Data for this exercise:
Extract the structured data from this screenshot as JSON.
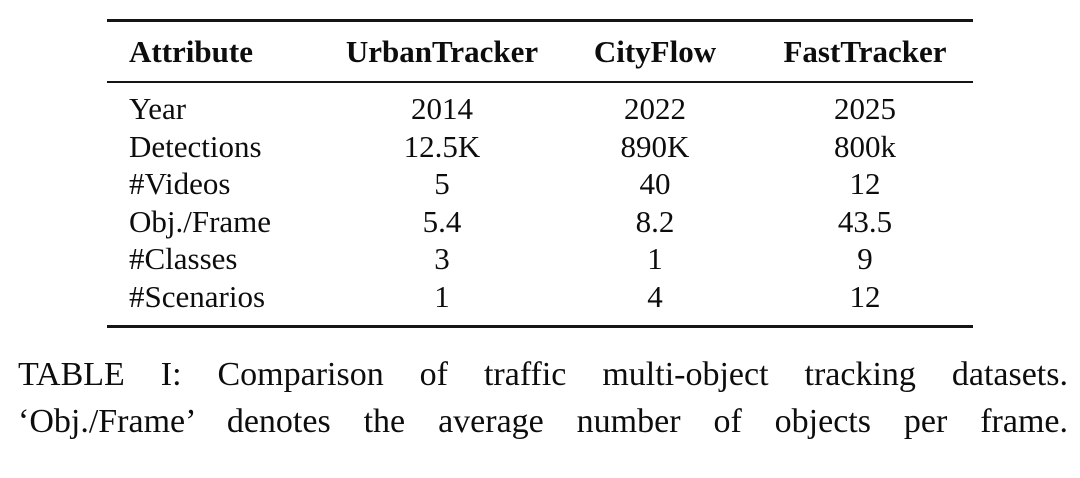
{
  "table": {
    "headers": [
      "Attribute",
      "UrbanTracker",
      "CityFlow",
      "FastTracker"
    ],
    "rows": [
      {
        "attribute": "Year",
        "values": [
          "2014",
          "2022",
          "2025"
        ]
      },
      {
        "attribute": "Detections",
        "values": [
          "12.5K",
          "890K",
          "800k"
        ]
      },
      {
        "attribute": "#Videos",
        "values": [
          "5",
          "40",
          "12"
        ]
      },
      {
        "attribute": "Obj./Frame",
        "values": [
          "5.4",
          "8.2",
          "43.5"
        ]
      },
      {
        "attribute": "#Classes",
        "values": [
          "3",
          "1",
          "9"
        ]
      },
      {
        "attribute": "#Scenarios",
        "values": [
          "1",
          "4",
          "12"
        ]
      }
    ]
  },
  "caption": {
    "line1": "TABLE I: Comparison of traffic multi-object tracking datasets.",
    "line2": "‘Obj./Frame’ denotes the average number of objects per frame."
  },
  "colors": {
    "background": "#ffffff",
    "text": "#0d0d0d",
    "rule": "#151515"
  }
}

Exercise objective: The records above need to be given again exactly. Omit the pictures.

Solution to this exercise:
Extract the structured data from this screenshot as JSON.
{
  "table": {
    "headers": [
      "Attribute",
      "UrbanTracker",
      "CityFlow",
      "FastTracker"
    ],
    "rows": [
      {
        "attribute": "Year",
        "values": [
          "2014",
          "2022",
          "2025"
        ]
      },
      {
        "attribute": "Detections",
        "values": [
          "12.5K",
          "890K",
          "800k"
        ]
      },
      {
        "attribute": "#Videos",
        "values": [
          "5",
          "40",
          "12"
        ]
      },
      {
        "attribute": "Obj./Frame",
        "values": [
          "5.4",
          "8.2",
          "43.5"
        ]
      },
      {
        "attribute": "#Classes",
        "values": [
          "3",
          "1",
          "9"
        ]
      },
      {
        "attribute": "#Scenarios",
        "values": [
          "1",
          "4",
          "12"
        ]
      }
    ]
  },
  "caption": {
    "line1": "TABLE I: Comparison of traffic multi-object tracking datasets.",
    "line2": "‘Obj./Frame’ denotes the average number of objects per frame."
  },
  "colors": {
    "background": "#ffffff",
    "text": "#0d0d0d",
    "rule": "#151515"
  }
}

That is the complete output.